• _Data excerpts_:
========================================

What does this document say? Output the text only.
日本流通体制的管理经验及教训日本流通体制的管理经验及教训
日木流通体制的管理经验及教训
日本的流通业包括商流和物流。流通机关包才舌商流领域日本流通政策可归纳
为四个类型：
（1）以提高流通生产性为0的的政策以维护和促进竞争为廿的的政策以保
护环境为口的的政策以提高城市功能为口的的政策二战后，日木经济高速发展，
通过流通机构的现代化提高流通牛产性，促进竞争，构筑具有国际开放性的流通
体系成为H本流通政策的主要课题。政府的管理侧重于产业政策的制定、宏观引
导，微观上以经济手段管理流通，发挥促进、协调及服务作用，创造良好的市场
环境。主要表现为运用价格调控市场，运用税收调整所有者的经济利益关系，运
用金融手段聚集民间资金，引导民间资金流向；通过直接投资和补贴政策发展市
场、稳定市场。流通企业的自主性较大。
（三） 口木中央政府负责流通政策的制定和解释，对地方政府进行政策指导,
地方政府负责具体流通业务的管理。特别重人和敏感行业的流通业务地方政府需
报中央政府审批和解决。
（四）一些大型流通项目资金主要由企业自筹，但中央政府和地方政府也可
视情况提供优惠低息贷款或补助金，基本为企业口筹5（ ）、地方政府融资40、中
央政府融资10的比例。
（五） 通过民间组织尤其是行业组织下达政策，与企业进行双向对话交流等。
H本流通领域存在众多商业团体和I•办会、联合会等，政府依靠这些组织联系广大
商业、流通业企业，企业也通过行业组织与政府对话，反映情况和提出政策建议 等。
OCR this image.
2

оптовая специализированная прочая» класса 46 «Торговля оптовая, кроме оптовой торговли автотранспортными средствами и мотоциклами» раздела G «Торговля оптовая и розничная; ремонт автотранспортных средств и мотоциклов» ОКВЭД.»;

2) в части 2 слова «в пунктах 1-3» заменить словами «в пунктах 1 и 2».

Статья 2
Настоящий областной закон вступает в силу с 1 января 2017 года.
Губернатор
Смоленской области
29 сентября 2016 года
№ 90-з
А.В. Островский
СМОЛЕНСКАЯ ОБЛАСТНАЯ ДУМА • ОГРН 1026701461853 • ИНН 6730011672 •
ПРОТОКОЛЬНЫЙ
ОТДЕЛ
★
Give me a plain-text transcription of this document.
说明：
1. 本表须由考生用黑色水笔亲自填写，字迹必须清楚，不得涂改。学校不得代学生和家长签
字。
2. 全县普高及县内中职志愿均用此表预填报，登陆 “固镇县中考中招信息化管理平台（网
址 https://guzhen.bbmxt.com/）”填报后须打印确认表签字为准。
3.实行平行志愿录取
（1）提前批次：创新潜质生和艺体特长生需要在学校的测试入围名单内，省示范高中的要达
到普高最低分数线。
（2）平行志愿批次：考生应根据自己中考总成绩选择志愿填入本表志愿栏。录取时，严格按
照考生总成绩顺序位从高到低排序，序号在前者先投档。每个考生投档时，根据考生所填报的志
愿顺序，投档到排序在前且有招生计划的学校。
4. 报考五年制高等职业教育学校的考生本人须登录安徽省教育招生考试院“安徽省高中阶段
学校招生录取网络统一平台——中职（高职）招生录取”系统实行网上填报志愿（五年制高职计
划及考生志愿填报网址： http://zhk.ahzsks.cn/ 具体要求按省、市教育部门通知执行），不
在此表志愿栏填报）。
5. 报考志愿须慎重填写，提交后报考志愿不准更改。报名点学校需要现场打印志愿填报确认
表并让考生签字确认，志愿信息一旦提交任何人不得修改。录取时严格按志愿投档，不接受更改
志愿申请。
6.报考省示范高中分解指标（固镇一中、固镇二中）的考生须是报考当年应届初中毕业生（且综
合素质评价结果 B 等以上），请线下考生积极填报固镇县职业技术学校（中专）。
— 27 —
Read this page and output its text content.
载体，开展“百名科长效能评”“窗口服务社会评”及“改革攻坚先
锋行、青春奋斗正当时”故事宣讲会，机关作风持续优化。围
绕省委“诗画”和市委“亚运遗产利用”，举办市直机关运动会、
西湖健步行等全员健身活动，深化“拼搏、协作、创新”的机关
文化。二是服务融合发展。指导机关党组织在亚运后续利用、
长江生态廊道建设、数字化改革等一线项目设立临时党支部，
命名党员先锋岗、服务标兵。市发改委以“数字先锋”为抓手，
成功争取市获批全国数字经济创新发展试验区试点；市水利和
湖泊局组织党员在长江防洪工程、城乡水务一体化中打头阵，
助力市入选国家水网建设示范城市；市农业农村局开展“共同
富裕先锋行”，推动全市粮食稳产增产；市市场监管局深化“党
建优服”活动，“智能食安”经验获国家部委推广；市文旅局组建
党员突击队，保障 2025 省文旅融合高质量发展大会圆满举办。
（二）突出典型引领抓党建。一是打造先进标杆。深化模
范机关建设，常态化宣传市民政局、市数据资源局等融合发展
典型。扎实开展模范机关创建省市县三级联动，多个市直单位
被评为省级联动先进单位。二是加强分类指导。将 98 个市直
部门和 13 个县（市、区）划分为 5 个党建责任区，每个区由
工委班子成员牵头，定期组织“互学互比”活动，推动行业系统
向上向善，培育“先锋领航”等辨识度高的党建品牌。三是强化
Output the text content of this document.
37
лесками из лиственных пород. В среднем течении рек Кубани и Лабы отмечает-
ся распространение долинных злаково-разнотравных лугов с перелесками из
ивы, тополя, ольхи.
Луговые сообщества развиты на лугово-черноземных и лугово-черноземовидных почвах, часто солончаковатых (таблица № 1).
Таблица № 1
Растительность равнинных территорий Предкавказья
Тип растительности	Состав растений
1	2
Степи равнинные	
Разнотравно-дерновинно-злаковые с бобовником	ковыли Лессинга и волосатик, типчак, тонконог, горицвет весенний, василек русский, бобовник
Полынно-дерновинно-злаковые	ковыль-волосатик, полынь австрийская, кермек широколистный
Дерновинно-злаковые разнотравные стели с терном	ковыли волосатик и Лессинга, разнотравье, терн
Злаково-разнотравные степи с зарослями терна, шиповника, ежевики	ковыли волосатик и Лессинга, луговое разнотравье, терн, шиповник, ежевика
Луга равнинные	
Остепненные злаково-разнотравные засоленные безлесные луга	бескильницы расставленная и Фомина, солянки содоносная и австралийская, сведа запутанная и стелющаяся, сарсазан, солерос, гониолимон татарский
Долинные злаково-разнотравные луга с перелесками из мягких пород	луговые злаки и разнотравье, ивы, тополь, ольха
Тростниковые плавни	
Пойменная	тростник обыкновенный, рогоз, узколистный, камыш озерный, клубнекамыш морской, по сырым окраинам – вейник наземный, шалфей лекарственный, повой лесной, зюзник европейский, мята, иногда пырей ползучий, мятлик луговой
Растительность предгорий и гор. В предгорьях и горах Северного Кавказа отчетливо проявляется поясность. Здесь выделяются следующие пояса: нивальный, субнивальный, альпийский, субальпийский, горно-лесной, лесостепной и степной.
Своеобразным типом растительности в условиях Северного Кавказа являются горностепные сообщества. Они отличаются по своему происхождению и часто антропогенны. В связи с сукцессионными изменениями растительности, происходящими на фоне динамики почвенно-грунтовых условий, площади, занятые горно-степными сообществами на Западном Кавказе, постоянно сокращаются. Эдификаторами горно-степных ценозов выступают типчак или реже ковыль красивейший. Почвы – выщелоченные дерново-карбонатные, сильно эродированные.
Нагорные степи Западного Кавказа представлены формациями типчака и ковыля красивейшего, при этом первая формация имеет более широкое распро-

========================================

• _Do this_: Pull out all lines containing "злаковые".

• _Exercise answer_:
Разнотравно-дерновинно-злаковые с бобовником	ковыли Лессинга и волосатик, типчак, тонконог, горицвет весенний, василек русский, бобовник
Полынно-дерновинно-злаковые	ковыль-волосатик, полынь австрийская, кермек широколистный
Дерновинно-злаковые разнотравные стели с терном	ковыли волосатик и Лессинга, разнотравье, терн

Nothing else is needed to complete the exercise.